### Written instruction:
Copy out all of the rows below verbatim, line for line.
****
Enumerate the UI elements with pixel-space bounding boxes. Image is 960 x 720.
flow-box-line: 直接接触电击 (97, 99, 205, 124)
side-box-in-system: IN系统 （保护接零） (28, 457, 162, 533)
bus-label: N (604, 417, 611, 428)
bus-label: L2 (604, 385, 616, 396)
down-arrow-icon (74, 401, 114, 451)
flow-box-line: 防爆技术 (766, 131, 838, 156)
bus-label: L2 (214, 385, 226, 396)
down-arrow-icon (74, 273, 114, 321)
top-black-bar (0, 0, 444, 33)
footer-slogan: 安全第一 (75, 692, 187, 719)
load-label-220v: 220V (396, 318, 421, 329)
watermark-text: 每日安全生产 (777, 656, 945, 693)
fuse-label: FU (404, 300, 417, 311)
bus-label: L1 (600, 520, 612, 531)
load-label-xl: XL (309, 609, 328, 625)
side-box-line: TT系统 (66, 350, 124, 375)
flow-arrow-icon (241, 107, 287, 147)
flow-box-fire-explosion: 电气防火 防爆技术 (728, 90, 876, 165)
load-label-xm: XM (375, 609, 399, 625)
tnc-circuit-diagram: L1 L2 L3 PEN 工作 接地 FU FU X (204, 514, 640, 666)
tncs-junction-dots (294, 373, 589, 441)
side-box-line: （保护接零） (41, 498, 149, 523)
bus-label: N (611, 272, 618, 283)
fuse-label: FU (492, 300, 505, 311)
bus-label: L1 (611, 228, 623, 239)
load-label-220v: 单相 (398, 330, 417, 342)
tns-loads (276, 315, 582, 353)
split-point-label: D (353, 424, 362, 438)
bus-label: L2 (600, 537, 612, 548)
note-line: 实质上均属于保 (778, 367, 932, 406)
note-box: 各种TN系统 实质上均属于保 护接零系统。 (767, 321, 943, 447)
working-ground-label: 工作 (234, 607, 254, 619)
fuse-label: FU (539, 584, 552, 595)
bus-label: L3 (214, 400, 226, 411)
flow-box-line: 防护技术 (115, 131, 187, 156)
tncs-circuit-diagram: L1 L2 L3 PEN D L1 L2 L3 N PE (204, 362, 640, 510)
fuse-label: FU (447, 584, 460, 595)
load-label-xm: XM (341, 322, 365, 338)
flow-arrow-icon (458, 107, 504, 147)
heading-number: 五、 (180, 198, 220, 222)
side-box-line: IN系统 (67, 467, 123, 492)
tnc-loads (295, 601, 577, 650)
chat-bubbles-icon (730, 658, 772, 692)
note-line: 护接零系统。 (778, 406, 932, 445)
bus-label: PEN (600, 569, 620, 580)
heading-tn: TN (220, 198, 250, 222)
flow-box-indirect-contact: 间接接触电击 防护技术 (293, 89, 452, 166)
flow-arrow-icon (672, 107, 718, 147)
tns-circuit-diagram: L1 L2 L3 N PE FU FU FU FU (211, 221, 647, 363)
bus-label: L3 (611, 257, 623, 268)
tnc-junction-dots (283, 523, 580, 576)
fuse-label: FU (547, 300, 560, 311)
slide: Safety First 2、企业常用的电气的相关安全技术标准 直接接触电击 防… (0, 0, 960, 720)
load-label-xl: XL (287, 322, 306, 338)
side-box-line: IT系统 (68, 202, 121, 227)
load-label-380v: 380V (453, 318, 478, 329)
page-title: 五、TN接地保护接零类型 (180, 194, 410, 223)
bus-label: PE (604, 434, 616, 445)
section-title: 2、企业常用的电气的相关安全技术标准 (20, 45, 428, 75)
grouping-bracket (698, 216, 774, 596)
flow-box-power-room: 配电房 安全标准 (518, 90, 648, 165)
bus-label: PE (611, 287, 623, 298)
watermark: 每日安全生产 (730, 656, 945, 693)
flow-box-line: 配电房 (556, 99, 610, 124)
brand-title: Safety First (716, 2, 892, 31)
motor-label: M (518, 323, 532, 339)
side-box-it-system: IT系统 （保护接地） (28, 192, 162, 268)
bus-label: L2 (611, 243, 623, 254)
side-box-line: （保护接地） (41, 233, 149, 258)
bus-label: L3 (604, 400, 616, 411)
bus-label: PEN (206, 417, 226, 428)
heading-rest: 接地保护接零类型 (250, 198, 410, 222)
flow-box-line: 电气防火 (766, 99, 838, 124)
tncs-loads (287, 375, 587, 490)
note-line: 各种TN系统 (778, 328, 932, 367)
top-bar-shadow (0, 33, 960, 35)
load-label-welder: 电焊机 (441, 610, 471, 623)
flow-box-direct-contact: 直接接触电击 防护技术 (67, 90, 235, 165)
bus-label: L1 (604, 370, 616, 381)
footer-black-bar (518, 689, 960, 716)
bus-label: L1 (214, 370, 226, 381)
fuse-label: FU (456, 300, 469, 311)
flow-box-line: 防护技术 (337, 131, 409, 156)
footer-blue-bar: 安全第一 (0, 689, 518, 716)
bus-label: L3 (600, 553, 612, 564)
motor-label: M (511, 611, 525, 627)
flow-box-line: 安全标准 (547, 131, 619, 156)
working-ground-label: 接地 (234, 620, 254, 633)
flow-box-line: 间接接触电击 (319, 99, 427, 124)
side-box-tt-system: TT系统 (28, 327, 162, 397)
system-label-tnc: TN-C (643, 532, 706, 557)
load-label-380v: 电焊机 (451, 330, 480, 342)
****
### Solved exercise:
Enumerate the UI elements with pixel-space bounding boxes. Image is 960 x 720.
flow-box-line: 直接接触电击 (97, 99, 205, 124)
side-box-in-system: IN系统 （保护接零） (28, 457, 162, 533)
bus-label: N (604, 417, 611, 428)
bus-label: L2 (604, 385, 616, 396)
down-arrow-icon (74, 401, 114, 451)
flow-box-line: 防爆技术 (766, 131, 838, 156)
bus-label: L2 (214, 385, 226, 396)
down-arrow-icon (74, 273, 114, 321)
top-black-bar (0, 0, 444, 33)
footer-slogan: 安全第一 (75, 692, 187, 719)
load-label-220v: 220V (396, 318, 421, 329)
watermark-text: 每日安全生产 (777, 656, 945, 693)
fuse-label: FU (404, 300, 417, 311)
bus-label: L1 (600, 520, 612, 531)
load-label-xl: XL (309, 609, 328, 625)
side-box-line: TT系统 (66, 350, 124, 375)
flow-arrow-icon (241, 107, 287, 147)
flow-box-fire-explosion: 电气防火 防爆技术 (728, 90, 876, 165)
load-label-xm: XM (375, 609, 399, 625)
tnc-circuit-diagram: L1 L2 L3 PEN 工作 接地 FU FU X (204, 514, 640, 666)
tncs-junction-dots (294, 373, 589, 441)
side-box-line: （保护接零） (41, 498, 149, 523)
bus-label: N (611, 272, 618, 283)
fuse-label: FU (492, 300, 505, 311)
bus-label: L1 (611, 228, 623, 239)
load-label-220v: 单相 (398, 330, 417, 342)
tns-loads (276, 315, 582, 353)
split-point-label: D (353, 424, 362, 438)
bus-label: L2 (600, 537, 612, 548)
note-line: 实质上均属于保 (778, 367, 932, 406)
note-box: 各种TN系统 实质上均属于保 护接零系统。 (767, 321, 943, 447)
working-ground-label: 工作 (234, 607, 254, 619)
fuse-label: FU (539, 584, 552, 595)
bus-label: L3 (214, 400, 226, 411)
flow-box-line: 防护技术 (115, 131, 187, 156)
tncs-circuit-diagram: L1 L2 L3 PEN D L1 L2 L3 N PE (204, 362, 640, 510)
fuse-label: FU (447, 584, 460, 595)
load-label-xm: XM (341, 322, 365, 338)
flow-arrow-icon (458, 107, 504, 147)
heading-number: 五、 (180, 198, 220, 222)
side-box-line: IN系统 (67, 467, 123, 492)
tnc-loads (295, 601, 577, 650)
chat-bubbles-icon (730, 658, 772, 692)
note-line: 护接零系统。 (778, 406, 932, 445)
bus-label: PEN (600, 569, 620, 580)
heading-tn: TN (220, 198, 250, 222)
flow-box-indirect-contact: 间接接触电击 防护技术 (293, 89, 452, 166)
flow-arrow-icon (672, 107, 718, 147)
tns-circuit-diagram: L1 L2 L3 N PE FU FU FU FU (211, 221, 647, 363)
bus-label: L3 (611, 257, 623, 268)
tnc-junction-dots (283, 523, 580, 576)
fuse-label: FU (547, 300, 560, 311)
slide: Safety First 2、企业常用的电气的相关安全技术标准 直接接触电击 防… (0, 0, 960, 720)
load-label-xl: XL (287, 322, 306, 338)
side-box-line: IT系统 (68, 202, 121, 227)
load-label-380v: 380V (453, 318, 478, 329)
page-title: 五、TN接地保护接零类型 (180, 194, 410, 223)
bus-label: PE (604, 434, 616, 445)
section-title: 2、企业常用的电气的相关安全技术标准 (20, 45, 428, 75)
grouping-bracket (698, 216, 774, 596)
flow-box-power-room: 配电房 安全标准 (518, 90, 648, 165)
bus-label: PE (611, 287, 623, 298)
watermark: 每日安全生产 (730, 656, 945, 693)
flow-box-line: 配电房 (556, 99, 610, 124)
brand-title: Safety First (716, 2, 892, 31)
motor-label: M (518, 323, 532, 339)
side-box-it-system: IT系统 （保护接地） (28, 192, 162, 268)
bus-label: L2 (611, 243, 623, 254)
side-box-line: （保护接地） (41, 233, 149, 258)
bus-label: L3 (604, 400, 616, 411)
bus-label: PEN (206, 417, 226, 428)
heading-rest: 接地保护接零类型 (250, 198, 410, 222)
flow-box-line: 电气防火 (766, 99, 838, 124)
tncs-loads (287, 375, 587, 490)
note-line: 各种TN系统 (778, 328, 932, 367)
top-bar-shadow (0, 33, 960, 35)
load-label-welder: 电焊机 (441, 610, 471, 623)
flow-box-direct-contact: 直接接触电击 防护技术 (67, 90, 235, 165)
bus-label: L1 (604, 370, 616, 381)
footer-black-bar (518, 689, 960, 716)
bus-label: L1 (214, 370, 226, 381)
fuse-label: FU (456, 300, 469, 311)
flow-box-line: 防护技术 (337, 131, 409, 156)
footer-blue-bar: 安全第一 (0, 689, 518, 716)
bus-label: L3 (600, 553, 612, 564)
motor-label: M (511, 611, 525, 627)
flow-box-line: 安全标准 (547, 131, 619, 156)
working-ground-label: 接地 (234, 620, 254, 633)
flow-box-line: 间接接触电击 (319, 99, 427, 124)
side-box-tt-system: TT系统 (28, 327, 162, 397)
system-label-tnc: TN-C (643, 532, 706, 557)
load-label-380v: 电焊机 (451, 330, 480, 342)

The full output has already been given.